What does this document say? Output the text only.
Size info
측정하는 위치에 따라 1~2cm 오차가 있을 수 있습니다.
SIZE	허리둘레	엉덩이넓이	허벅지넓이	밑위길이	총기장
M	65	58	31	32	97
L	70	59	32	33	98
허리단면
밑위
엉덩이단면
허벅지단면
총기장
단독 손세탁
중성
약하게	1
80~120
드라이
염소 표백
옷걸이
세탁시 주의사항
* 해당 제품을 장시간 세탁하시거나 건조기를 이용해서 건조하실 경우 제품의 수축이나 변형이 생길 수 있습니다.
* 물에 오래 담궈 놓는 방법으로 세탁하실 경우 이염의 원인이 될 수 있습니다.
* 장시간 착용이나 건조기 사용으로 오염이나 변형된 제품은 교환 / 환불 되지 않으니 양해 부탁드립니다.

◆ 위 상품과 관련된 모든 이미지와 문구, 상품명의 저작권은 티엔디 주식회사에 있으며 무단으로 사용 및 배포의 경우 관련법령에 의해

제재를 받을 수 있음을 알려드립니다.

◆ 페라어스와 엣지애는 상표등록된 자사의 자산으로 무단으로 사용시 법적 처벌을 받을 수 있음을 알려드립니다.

Exercise directions — Supply the count of lines in the entries that contain the word "알려드립니다", and nothing besides.

Result for this task — 2